» **Task requirements**
Restate exactly, and only, the lines from the one with "Convert this screenshot" through the end of the data, with both of those end lines kept. Drop any pictures.

» **Dataset excerpts**
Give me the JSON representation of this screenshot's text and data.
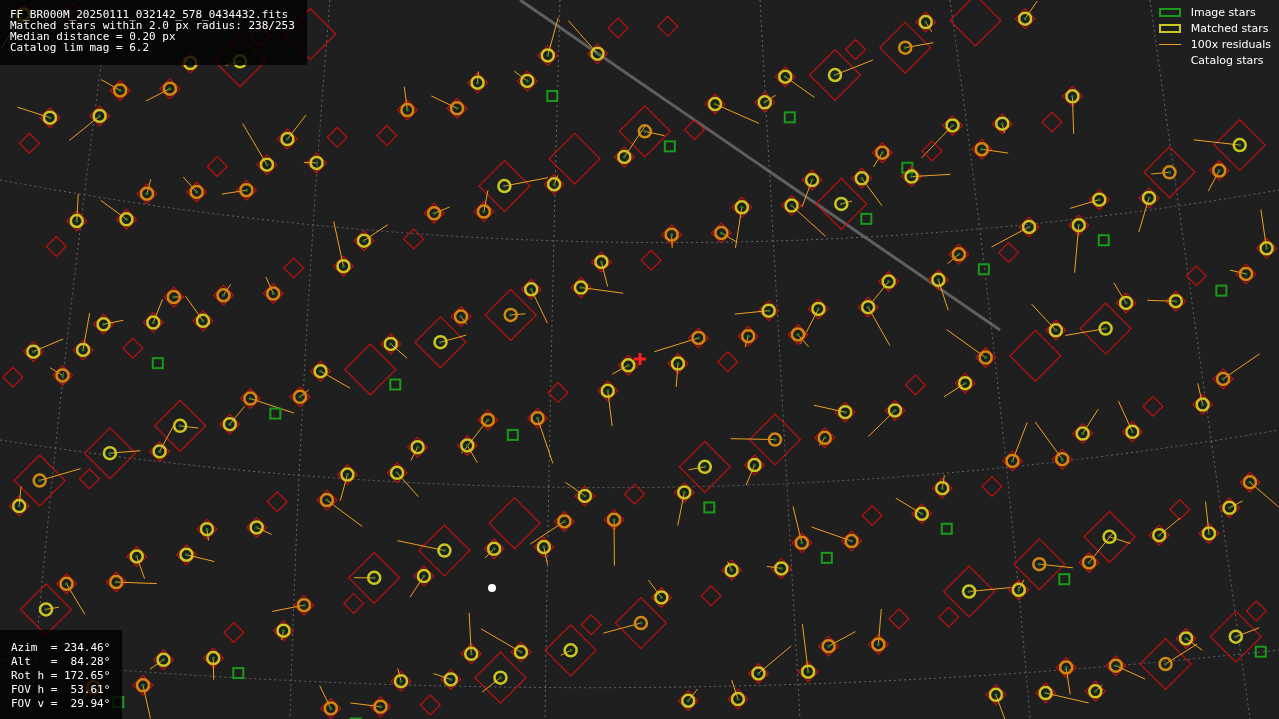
{
  "info": {
    "lines": [
      "FF_BR000M_20250111_032142_578_0434432.fits",
      "Matched stars within 2.0 px radius: 238/253",
      "Median distance = 0.20 px",
      "Catalog lim mag = 6.2"
    ]
  },
  "legend": [
    {
      "kind": "image",
      "label": "Image stars"
    },
    {
      "kind": "matched",
      "label": "Matched stars"
    },
    {
      "kind": "residual",
      "label": "100x residuals"
    },
    {
      "kind": "catalog",
      "label": "Catalog stars"
    }
  ],
  "pointing": {
    "lines": [
      "Azim  = 234.46°",
      "Alt   =  84.28°",
      "Rot h = 172.65°",
      "FOV h =  53.61°",
      "FOV v =  29.94°"
    ]
  }
}
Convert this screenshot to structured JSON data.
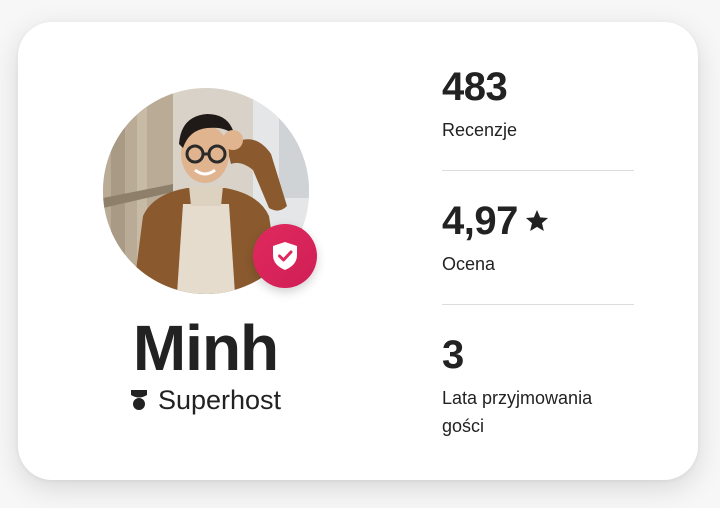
{
  "host": {
    "name": "Minh",
    "badge": "Superhost",
    "avatar_alt": "host-photo"
  },
  "stats": {
    "reviews": {
      "value": "483",
      "label": "Recenzje"
    },
    "rating": {
      "value": "4,97",
      "label": "Ocena",
      "icon": "star-icon"
    },
    "years": {
      "value": "3",
      "label": "Lata przyjmowania gości"
    }
  },
  "colors": {
    "accent": "#e0295e",
    "text": "#222222",
    "divider": "#dddddd",
    "card": "#ffffff"
  }
}
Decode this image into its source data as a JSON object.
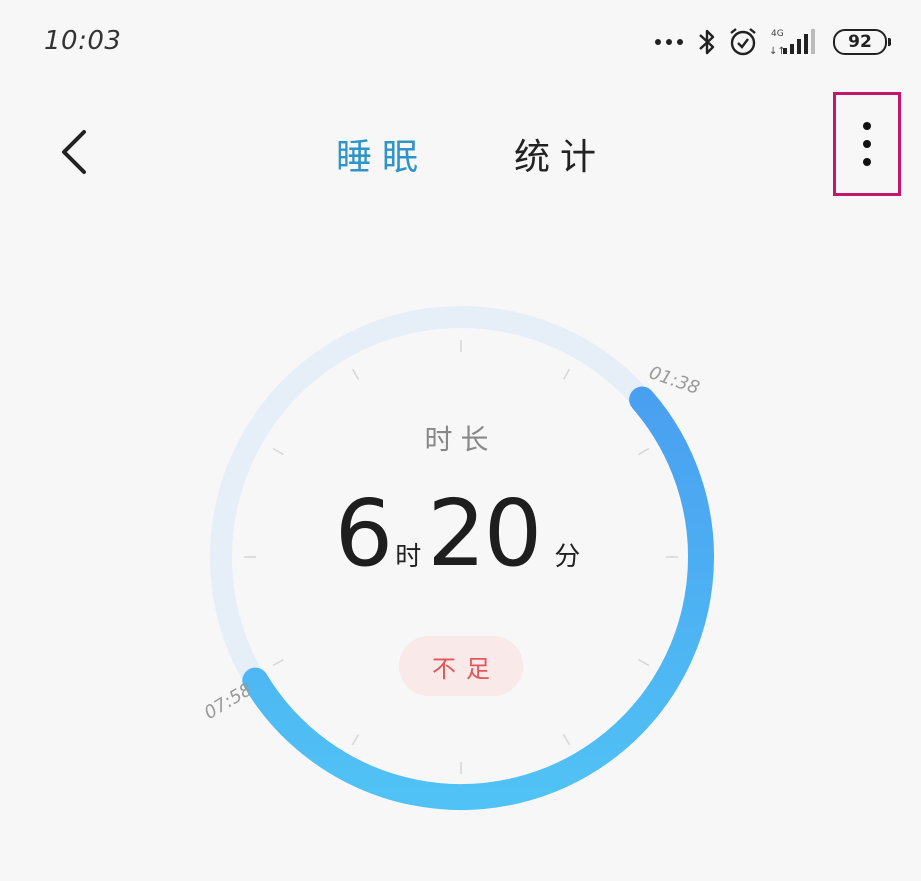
{
  "status_bar": {
    "time": "10:03",
    "network": "4G",
    "battery": "92",
    "icons": [
      "more-dots-icon",
      "bluetooth-icon",
      "alarm-icon",
      "signal-icon",
      "battery-icon"
    ]
  },
  "header": {
    "tabs": [
      {
        "label": "睡眠",
        "active": true
      },
      {
        "label": "统计",
        "active": false
      }
    ],
    "active_color": "#2f94c7",
    "highlight_color": "#c2186b"
  },
  "sleep_dial": {
    "start_time": "01:38",
    "end_time": "07:58",
    "label": "时长",
    "hours": "6",
    "hours_unit": "时",
    "minutes": "20",
    "minutes_unit": "分",
    "status": "不足",
    "track_color": "#e6eef8",
    "arc_colors": [
      "#4aa0f0",
      "#50c2f5"
    ],
    "status_color": "#e2585a"
  }
}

» **Result for this task**
Convert this screenshot to structured JSON data.
{
  "host": {
    "name": "Minh",
    "badge": "Superhost",
    "avatar_alt": "host-photo"
  },
  "stats": {
    "reviews": {
      "value": "483",
      "label": "Recenzje"
    },
    "rating": {
      "value": "4,97",
      "label": "Ocena",
      "icon": "star-icon"
    },
    "years": {
      "value": "3",
      "label": "Lata przyjmowania gości"
    }
  },
  "colors": {
    "accent": "#e0295e",
    "text": "#222222",
    "divider": "#dddddd",
    "card": "#ffffff"
  }
}
Decode this image into its source data as a JSON object.
{
  "status_bar": {
    "time": "10:03",
    "network": "4G",
    "battery": "92",
    "icons": [
      "more-dots-icon",
      "bluetooth-icon",
      "alarm-icon",
      "signal-icon",
      "battery-icon"
    ]
  },
  "header": {
    "tabs": [
      {
        "label": "睡眠",
        "active": true
      },
      {
        "label": "统计",
        "active": false
      }
    ],
    "active_color": "#2f94c7",
    "highlight_color": "#c2186b"
  },
  "sleep_dial": {
    "start_time": "01:38",
    "end_time": "07:58",
    "label": "时长",
    "hours": "6",
    "hours_unit": "时",
    "minutes": "20",
    "minutes_unit": "分",
    "status": "不足",
    "track_color": "#e6eef8",
    "arc_colors": [
      "#4aa0f0",
      "#50c2f5"
    ],
    "status_color": "#e2585a"
  }
}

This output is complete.